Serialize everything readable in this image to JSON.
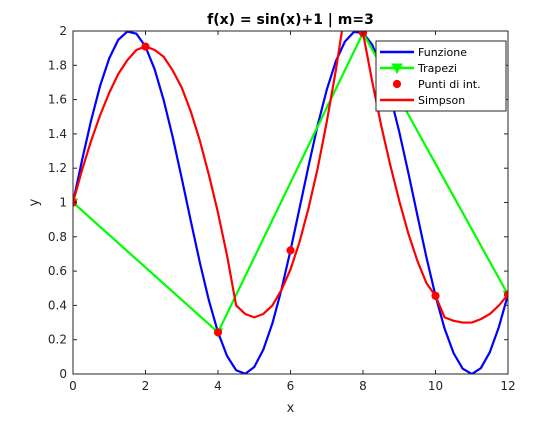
{
  "chart_data": {
    "type": "line",
    "title": "f(x) = sin(x)+1 | m=3",
    "xlabel": "x",
    "ylabel": "y",
    "xlim": [
      0,
      12
    ],
    "ylim": [
      0,
      2
    ],
    "xticks": [
      0,
      2,
      4,
      6,
      8,
      10,
      12
    ],
    "xtick_labels": [
      "0",
      "2",
      "4",
      "6",
      "8",
      "10",
      "12"
    ],
    "yticks": [
      0,
      0.2,
      0.4,
      0.6,
      0.8,
      1,
      1.2,
      1.4,
      1.6,
      1.8,
      2
    ],
    "ytick_labels": [
      "0",
      "0.2",
      "0.4",
      "0.6",
      "0.8",
      "1",
      "1.2",
      "1.4",
      "1.6",
      "1.8",
      "2"
    ],
    "grid": false,
    "legend_position": "top-right",
    "series": [
      {
        "name": "Funzione",
        "kind": "line",
        "color": "#0000ff",
        "x": [
          0,
          0.25,
          0.5,
          0.75,
          1,
          1.25,
          1.5,
          1.75,
          2,
          2.25,
          2.5,
          2.75,
          3,
          3.25,
          3.5,
          3.75,
          4,
          4.25,
          4.5,
          4.75,
          5,
          5.25,
          5.5,
          5.75,
          6,
          6.25,
          6.5,
          6.75,
          7,
          7.25,
          7.5,
          7.75,
          8,
          8.25,
          8.5,
          8.75,
          9,
          9.25,
          9.5,
          9.75,
          10,
          10.25,
          10.5,
          10.75,
          11,
          11.25,
          11.5,
          11.75,
          12
        ],
        "y": [
          1,
          1.247,
          1.479,
          1.682,
          1.841,
          1.949,
          1.997,
          1.984,
          1.909,
          1.778,
          1.598,
          1.382,
          1.141,
          0.892,
          0.649,
          0.428,
          0.243,
          0.105,
          0.022,
          0.001,
          0.041,
          0.142,
          0.295,
          0.492,
          0.721,
          0.967,
          1.215,
          1.451,
          1.657,
          1.823,
          1.938,
          1.995,
          1.989,
          1.922,
          1.798,
          1.625,
          1.412,
          1.174,
          0.925,
          0.68,
          0.456,
          0.265,
          0.121,
          0.031,
          0.0,
          0.034,
          0.128,
          0.275,
          0.463
        ]
      },
      {
        "name": "Trapezi",
        "kind": "line-marker",
        "marker": "triangle-down",
        "color": "#00ff00",
        "x": [
          0,
          4,
          8,
          12
        ],
        "y": [
          1,
          0.243,
          1.989,
          0.463
        ]
      },
      {
        "name": "Punti di int.",
        "kind": "marker",
        "marker": "circle",
        "color": "#ff0000",
        "x": [
          0,
          2,
          4,
          6,
          8,
          10,
          12
        ],
        "y": [
          1,
          1.909,
          0.243,
          0.721,
          1.989,
          0.456,
          0.463
        ]
      },
      {
        "name": "Simpson",
        "kind": "line",
        "color": "#ff0000",
        "x": [
          0,
          0.25,
          0.5,
          0.75,
          1,
          1.25,
          1.5,
          1.75,
          2,
          2.25,
          2.5,
          2.75,
          3,
          3.25,
          3.5,
          3.75,
          4,
          4.25,
          4.5,
          4.75,
          5,
          5.25,
          5.5,
          5.75,
          6,
          6.25,
          6.5,
          6.75,
          7,
          7.25,
          7.5,
          7.75,
          8,
          8.25,
          8.5,
          8.75,
          9,
          9.25,
          9.5,
          9.75,
          10,
          10.25,
          10.5,
          10.75,
          11,
          11.25,
          11.5,
          11.75,
          12
        ],
        "y": [
          1,
          1.19,
          1.36,
          1.51,
          1.64,
          1.75,
          1.83,
          1.89,
          1.91,
          1.89,
          1.85,
          1.77,
          1.67,
          1.53,
          1.36,
          1.16,
          0.94,
          0.69,
          0.4,
          0.35,
          0.33,
          0.35,
          0.4,
          0.49,
          0.61,
          0.77,
          0.97,
          1.2,
          1.47,
          1.77,
          2.11,
          2.48,
          1.989,
          1.71,
          1.45,
          1.22,
          1.01,
          0.82,
          0.66,
          0.53,
          0.456,
          0.33,
          0.31,
          0.3,
          0.3,
          0.32,
          0.35,
          0.4,
          0.463
        ]
      }
    ]
  }
}
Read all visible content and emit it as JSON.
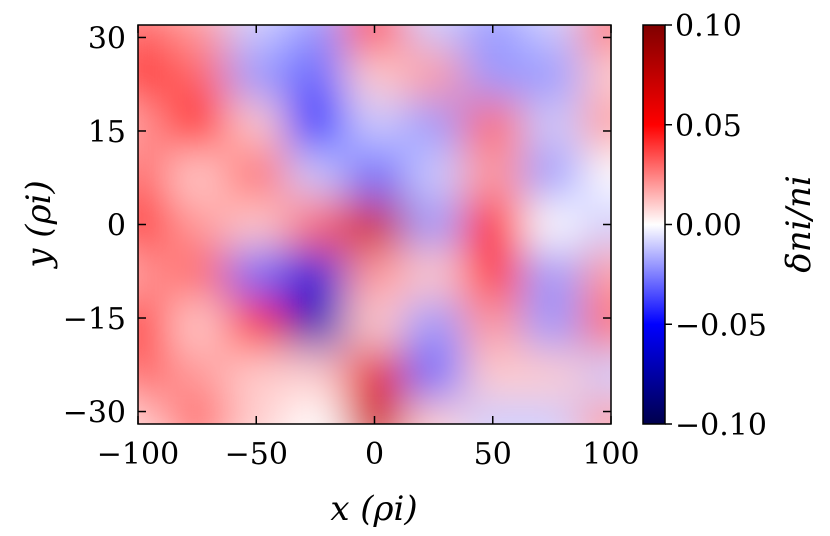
{
  "chart_data": {
    "type": "heatmap",
    "title": "",
    "xlabel": "x (ρi)",
    "ylabel": "y (ρi)",
    "colorbar_label": "δni/ni",
    "xlim": [
      -100,
      100
    ],
    "ylim": [
      -32,
      32
    ],
    "clim": [
      -0.1,
      0.1
    ],
    "x_ticks": [
      "−100",
      "−50",
      "0",
      "50",
      "100"
    ],
    "x_tick_values": [
      -100,
      -50,
      0,
      50,
      100
    ],
    "y_ticks": [
      "30",
      "15",
      "0",
      "−15",
      "−30"
    ],
    "y_tick_values": [
      30,
      15,
      0,
      -15,
      -30
    ],
    "colorbar_ticks": [
      "0.10",
      "0.05",
      "0.00",
      "−0.05",
      "−0.10"
    ],
    "colorbar_tick_values": [
      0.1,
      0.05,
      0.0,
      -0.05,
      -0.1
    ],
    "colormap": "seismic",
    "colors": {
      "low": "#00004c",
      "blue": "#0000ff",
      "white": "#ffffff",
      "red": "#ff0000",
      "high": "#800000"
    },
    "x_grid": [
      -100,
      -75,
      -50,
      -25,
      0,
      25,
      50,
      75,
      100
    ],
    "y_grid": [
      32,
      24,
      16,
      8,
      0,
      -8,
      -16,
      -24,
      -32
    ],
    "z": [
      [
        0.03,
        0.02,
        -0.01,
        -0.02,
        0.04,
        -0.01,
        -0.02,
        -0.01,
        0.03
      ],
      [
        0.04,
        0.03,
        -0.02,
        -0.03,
        0.01,
        0.02,
        -0.02,
        -0.02,
        0.01
      ],
      [
        0.02,
        0.05,
        0.01,
        -0.05,
        -0.01,
        -0.02,
        0.03,
        -0.01,
        0.02
      ],
      [
        0.03,
        0.01,
        0.03,
        -0.01,
        -0.03,
        -0.01,
        0.02,
        -0.02,
        0.0
      ],
      [
        0.04,
        0.02,
        0.01,
        0.03,
        0.07,
        -0.02,
        0.05,
        0.0,
        -0.01
      ],
      [
        0.02,
        0.03,
        -0.03,
        -0.06,
        0.02,
        0.01,
        0.04,
        -0.02,
        0.02
      ],
      [
        0.04,
        0.01,
        0.05,
        -0.07,
        0.01,
        -0.02,
        0.02,
        -0.02,
        0.03
      ],
      [
        0.03,
        0.02,
        0.01,
        0.01,
        0.06,
        -0.03,
        0.01,
        0.01,
        -0.01
      ],
      [
        0.01,
        0.03,
        0.01,
        0.0,
        0.07,
        0.01,
        -0.01,
        -0.01,
        0.02
      ]
    ]
  }
}
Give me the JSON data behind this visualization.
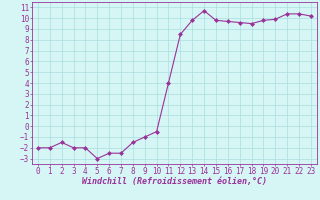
{
  "x": [
    0,
    1,
    2,
    3,
    4,
    5,
    6,
    7,
    8,
    9,
    10,
    11,
    12,
    13,
    14,
    15,
    16,
    17,
    18,
    19,
    20,
    21,
    22,
    23
  ],
  "y": [
    -2,
    -2,
    -1.5,
    -2,
    -2,
    -3,
    -2.5,
    -2.5,
    -1.5,
    -1,
    -0.5,
    4,
    8.5,
    9.8,
    10.7,
    9.8,
    9.7,
    9.6,
    9.5,
    9.8,
    9.9,
    10.4,
    10.4,
    10.2
  ],
  "line_color": "#993399",
  "marker": "D",
  "markersize": 2.0,
  "linewidth": 0.8,
  "bg_color": "#d6f5f5",
  "grid_color": "#aadddd",
  "xlabel": "Windchill (Refroidissement éolien,°C)",
  "xlabel_fontsize": 6.0,
  "tick_fontsize": 5.5,
  "xlim": [
    -0.5,
    23.5
  ],
  "ylim": [
    -3.5,
    11.5
  ],
  "yticks": [
    -3,
    -2,
    -1,
    0,
    1,
    2,
    3,
    4,
    5,
    6,
    7,
    8,
    9,
    10,
    11
  ],
  "xticks": [
    0,
    1,
    2,
    3,
    4,
    5,
    6,
    7,
    8,
    9,
    10,
    11,
    12,
    13,
    14,
    15,
    16,
    17,
    18,
    19,
    20,
    21,
    22,
    23
  ]
}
- - -
WORK TO COMPLETE: Search the listing above for the string "name". Copy every line that contains it.

COMPLETED EXERCISE:
        "name": "Funzione",
        "name": "Trapezi",
        "name": "Punti di int.",
        "name": "Simpson",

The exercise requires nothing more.